→ **Request**: Restate the material word for word and leave out anything that is a picture.

────────

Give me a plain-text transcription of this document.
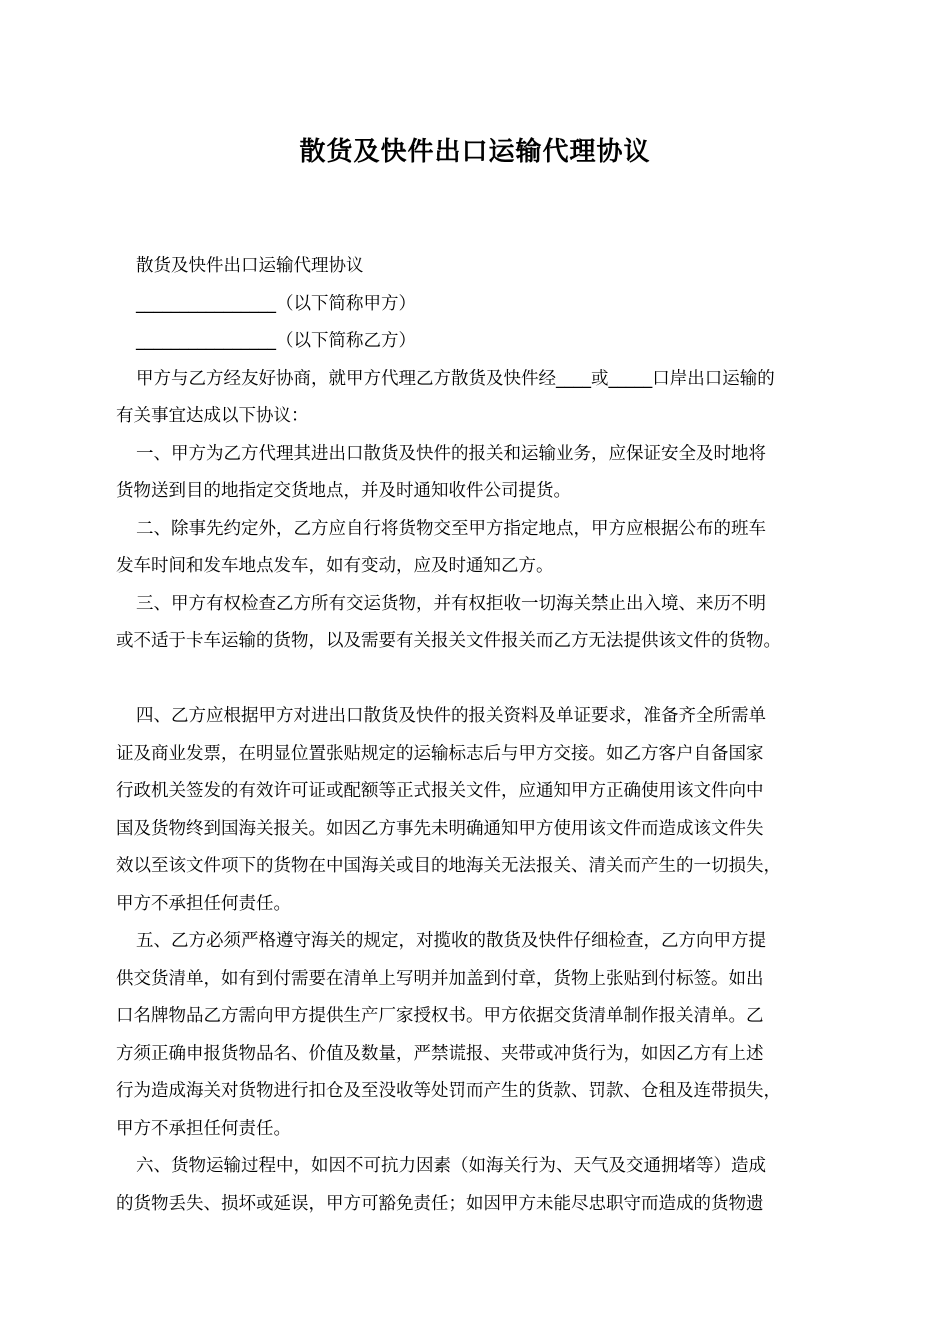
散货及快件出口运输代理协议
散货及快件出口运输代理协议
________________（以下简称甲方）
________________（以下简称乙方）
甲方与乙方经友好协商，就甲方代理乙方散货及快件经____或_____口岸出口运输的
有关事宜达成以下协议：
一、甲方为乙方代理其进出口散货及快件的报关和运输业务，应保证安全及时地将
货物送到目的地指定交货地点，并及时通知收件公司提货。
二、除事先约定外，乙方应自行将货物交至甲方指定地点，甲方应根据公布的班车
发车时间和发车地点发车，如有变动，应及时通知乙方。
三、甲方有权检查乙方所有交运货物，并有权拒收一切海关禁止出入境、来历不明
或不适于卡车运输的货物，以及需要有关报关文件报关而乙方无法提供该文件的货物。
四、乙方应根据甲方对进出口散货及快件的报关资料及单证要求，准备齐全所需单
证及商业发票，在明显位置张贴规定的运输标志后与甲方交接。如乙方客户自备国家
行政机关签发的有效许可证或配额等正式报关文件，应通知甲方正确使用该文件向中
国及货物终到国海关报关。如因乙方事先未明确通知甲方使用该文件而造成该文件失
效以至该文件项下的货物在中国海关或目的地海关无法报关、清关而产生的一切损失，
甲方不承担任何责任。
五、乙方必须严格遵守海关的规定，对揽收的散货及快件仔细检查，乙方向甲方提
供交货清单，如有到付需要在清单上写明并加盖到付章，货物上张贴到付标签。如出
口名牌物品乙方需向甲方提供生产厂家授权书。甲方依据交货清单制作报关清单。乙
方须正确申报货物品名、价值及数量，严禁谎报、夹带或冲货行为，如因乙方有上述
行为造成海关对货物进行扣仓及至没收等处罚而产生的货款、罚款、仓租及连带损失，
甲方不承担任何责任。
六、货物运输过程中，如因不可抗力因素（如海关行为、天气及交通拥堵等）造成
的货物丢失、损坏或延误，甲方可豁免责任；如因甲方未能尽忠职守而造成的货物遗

────────

→ **Task output**:
Give me a plain-text transcription of this document.
散货及快件出口运输代理协议
散货及快件出口运输代理协议
________________（以下简称甲方）
________________（以下简称乙方）
甲方与乙方经友好协商，就甲方代理乙方散货及快件经____或_____口岸出口运输的
有关事宜达成以下协议：
一、甲方为乙方代理其进出口散货及快件的报关和运输业务，应保证安全及时地将
货物送到目的地指定交货地点，并及时通知收件公司提货。
二、除事先约定外，乙方应自行将货物交至甲方指定地点，甲方应根据公布的班车
发车时间和发车地点发车，如有变动，应及时通知乙方。
三、甲方有权检查乙方所有交运货物，并有权拒收一切海关禁止出入境、来历不明
或不适于卡车运输的货物，以及需要有关报关文件报关而乙方无法提供该文件的货物。
四、乙方应根据甲方对进出口散货及快件的报关资料及单证要求，准备齐全所需单
证及商业发票，在明显位置张贴规定的运输标志后与甲方交接。如乙方客户自备国家
行政机关签发的有效许可证或配额等正式报关文件，应通知甲方正确使用该文件向中
国及货物终到国海关报关。如因乙方事先未明确通知甲方使用该文件而造成该文件失
效以至该文件项下的货物在中国海关或目的地海关无法报关、清关而产生的一切损失，
甲方不承担任何责任。
五、乙方必须严格遵守海关的规定，对揽收的散货及快件仔细检查，乙方向甲方提
供交货清单，如有到付需要在清单上写明并加盖到付章，货物上张贴到付标签。如出
口名牌物品乙方需向甲方提供生产厂家授权书。甲方依据交货清单制作报关清单。乙
方须正确申报货物品名、价值及数量，严禁谎报、夹带或冲货行为，如因乙方有上述
行为造成海关对货物进行扣仓及至没收等处罚而产生的货款、罚款、仓租及连带损失，
甲方不承担任何责任。
六、货物运输过程中，如因不可抗力因素（如海关行为、天气及交通拥堵等）造成
的货物丢失、损坏或延误，甲方可豁免责任；如因甲方未能尽忠职守而造成的货物遗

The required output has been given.